* start Task material *
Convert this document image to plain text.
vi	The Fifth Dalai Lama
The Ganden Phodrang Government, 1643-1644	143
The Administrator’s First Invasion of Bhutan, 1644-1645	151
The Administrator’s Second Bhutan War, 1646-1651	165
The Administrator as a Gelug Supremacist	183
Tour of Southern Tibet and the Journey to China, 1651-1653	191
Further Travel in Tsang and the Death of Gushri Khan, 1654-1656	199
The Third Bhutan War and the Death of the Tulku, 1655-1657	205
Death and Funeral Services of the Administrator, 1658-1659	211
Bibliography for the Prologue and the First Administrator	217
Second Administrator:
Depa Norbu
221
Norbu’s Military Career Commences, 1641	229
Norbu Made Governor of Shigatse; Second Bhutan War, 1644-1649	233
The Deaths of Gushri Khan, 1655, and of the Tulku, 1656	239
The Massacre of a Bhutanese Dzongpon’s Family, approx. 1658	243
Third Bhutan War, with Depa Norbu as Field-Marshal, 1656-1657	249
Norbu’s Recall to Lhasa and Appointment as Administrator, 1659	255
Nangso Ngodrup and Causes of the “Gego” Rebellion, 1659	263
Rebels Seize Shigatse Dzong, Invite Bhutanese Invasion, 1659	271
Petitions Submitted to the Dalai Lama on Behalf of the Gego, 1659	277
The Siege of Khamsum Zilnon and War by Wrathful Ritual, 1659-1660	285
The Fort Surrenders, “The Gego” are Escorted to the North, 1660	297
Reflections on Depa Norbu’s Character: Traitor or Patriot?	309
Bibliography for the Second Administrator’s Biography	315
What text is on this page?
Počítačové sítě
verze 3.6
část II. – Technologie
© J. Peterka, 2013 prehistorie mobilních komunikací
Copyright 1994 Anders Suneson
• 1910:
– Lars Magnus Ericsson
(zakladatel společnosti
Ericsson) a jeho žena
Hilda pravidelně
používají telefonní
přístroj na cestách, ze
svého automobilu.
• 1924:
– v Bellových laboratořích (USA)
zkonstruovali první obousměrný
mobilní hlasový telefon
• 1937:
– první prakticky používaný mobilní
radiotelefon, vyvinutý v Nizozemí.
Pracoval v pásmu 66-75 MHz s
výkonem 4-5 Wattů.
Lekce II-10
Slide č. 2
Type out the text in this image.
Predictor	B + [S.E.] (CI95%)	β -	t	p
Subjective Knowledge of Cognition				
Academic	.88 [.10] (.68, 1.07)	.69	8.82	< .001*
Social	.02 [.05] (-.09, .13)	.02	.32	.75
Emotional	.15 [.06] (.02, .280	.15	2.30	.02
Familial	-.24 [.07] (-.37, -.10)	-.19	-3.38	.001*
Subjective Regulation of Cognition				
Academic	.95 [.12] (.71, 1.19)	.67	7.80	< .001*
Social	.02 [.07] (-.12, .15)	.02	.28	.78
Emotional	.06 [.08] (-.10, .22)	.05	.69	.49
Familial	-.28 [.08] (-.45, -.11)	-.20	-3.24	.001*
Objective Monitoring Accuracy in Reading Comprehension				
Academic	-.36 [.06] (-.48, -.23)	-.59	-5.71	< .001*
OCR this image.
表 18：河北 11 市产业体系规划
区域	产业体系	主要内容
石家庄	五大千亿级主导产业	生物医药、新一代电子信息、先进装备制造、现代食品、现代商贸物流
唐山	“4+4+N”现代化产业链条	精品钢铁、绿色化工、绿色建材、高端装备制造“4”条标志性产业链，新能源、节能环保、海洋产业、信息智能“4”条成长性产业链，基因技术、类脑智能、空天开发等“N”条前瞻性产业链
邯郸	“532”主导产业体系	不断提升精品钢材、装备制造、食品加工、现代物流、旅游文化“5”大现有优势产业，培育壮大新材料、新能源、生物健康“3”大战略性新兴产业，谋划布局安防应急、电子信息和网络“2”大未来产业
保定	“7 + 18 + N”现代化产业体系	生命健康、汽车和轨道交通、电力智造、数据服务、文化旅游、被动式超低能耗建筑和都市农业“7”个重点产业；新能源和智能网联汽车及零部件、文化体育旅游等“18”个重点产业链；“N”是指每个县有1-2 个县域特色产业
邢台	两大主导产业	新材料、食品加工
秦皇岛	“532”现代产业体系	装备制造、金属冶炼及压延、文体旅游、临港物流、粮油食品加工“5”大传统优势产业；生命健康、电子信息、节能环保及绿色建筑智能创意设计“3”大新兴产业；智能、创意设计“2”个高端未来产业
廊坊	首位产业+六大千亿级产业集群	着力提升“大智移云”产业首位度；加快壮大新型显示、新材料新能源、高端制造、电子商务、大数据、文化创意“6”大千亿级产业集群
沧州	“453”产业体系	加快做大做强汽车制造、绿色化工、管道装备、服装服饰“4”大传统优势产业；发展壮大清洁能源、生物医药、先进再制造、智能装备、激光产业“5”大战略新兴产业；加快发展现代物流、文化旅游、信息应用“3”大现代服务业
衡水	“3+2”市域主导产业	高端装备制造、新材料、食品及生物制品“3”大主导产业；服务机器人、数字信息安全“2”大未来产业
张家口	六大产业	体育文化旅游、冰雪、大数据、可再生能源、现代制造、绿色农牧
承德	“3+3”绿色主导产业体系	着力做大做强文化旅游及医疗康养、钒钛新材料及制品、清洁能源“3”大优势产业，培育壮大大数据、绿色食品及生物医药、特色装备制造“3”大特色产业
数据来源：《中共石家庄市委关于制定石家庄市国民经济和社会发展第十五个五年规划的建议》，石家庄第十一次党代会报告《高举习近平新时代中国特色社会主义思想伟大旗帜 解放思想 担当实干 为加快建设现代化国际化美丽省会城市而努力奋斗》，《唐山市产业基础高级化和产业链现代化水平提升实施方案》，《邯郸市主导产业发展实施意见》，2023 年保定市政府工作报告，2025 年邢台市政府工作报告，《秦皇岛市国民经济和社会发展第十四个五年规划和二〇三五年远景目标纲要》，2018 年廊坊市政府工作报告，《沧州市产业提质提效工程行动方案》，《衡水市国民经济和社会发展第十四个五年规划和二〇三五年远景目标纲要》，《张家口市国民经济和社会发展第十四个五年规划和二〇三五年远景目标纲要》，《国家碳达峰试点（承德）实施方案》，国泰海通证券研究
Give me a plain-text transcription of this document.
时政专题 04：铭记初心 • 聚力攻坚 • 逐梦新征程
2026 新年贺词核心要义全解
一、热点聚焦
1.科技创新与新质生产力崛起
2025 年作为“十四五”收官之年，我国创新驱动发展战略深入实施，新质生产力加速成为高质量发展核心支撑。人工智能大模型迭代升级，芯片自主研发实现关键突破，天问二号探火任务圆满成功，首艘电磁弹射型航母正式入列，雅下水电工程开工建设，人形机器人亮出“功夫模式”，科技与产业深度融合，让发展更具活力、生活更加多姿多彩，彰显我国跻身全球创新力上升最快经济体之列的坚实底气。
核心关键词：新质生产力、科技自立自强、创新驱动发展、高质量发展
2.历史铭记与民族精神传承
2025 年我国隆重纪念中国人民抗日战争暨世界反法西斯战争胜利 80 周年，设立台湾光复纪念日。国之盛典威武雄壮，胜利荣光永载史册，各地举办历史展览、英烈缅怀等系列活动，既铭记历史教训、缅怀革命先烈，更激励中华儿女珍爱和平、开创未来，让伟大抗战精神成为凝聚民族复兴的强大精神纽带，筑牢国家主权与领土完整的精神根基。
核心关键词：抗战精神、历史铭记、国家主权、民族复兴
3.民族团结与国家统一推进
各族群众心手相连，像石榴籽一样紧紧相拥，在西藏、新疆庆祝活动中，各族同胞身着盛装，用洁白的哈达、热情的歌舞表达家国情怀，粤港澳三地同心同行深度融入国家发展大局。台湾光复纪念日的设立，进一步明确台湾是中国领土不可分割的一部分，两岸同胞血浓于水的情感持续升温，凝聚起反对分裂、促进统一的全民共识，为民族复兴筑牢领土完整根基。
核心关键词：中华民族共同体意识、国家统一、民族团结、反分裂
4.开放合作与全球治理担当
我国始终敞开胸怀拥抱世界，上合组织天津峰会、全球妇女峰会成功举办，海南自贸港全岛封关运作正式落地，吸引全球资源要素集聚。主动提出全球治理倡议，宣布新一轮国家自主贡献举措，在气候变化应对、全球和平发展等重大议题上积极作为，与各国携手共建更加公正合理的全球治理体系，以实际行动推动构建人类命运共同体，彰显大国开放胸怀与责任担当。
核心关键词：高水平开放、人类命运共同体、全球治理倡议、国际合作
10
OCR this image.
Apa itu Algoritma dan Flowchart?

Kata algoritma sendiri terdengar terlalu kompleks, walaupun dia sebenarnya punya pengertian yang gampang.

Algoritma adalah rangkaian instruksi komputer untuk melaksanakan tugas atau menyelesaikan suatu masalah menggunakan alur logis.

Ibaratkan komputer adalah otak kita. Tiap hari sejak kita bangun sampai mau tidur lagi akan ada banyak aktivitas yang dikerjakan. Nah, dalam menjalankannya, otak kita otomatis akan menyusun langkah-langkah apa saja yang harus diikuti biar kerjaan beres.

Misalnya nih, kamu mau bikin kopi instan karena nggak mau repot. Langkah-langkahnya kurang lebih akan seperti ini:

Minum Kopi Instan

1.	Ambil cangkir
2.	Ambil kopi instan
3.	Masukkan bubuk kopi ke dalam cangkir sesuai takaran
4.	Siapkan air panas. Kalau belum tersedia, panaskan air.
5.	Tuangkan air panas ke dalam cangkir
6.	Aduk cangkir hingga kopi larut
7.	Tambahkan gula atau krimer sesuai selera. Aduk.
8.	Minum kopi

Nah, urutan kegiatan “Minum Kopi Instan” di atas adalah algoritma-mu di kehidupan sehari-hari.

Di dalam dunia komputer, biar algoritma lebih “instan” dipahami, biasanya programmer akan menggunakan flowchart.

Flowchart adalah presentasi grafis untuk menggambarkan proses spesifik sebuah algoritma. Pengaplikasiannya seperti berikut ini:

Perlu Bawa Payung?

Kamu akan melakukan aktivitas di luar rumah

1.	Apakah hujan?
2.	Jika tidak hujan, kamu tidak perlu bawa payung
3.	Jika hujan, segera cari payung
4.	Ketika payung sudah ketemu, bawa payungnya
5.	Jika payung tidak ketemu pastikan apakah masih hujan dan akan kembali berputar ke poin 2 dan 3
* end Task material *
Directions for this task: Return all the lines that contain the string "lebih".

Task solution:
Misalnya nih, kamu mau bikin kopi instan karena nggak mau repot. Langkah-langkahnya kurang lebih akan seperti ini:
Di dalam dunia komputer, biar algoritma lebih “instan” dipahami, biasanya programmer akan menggunakan flowchart.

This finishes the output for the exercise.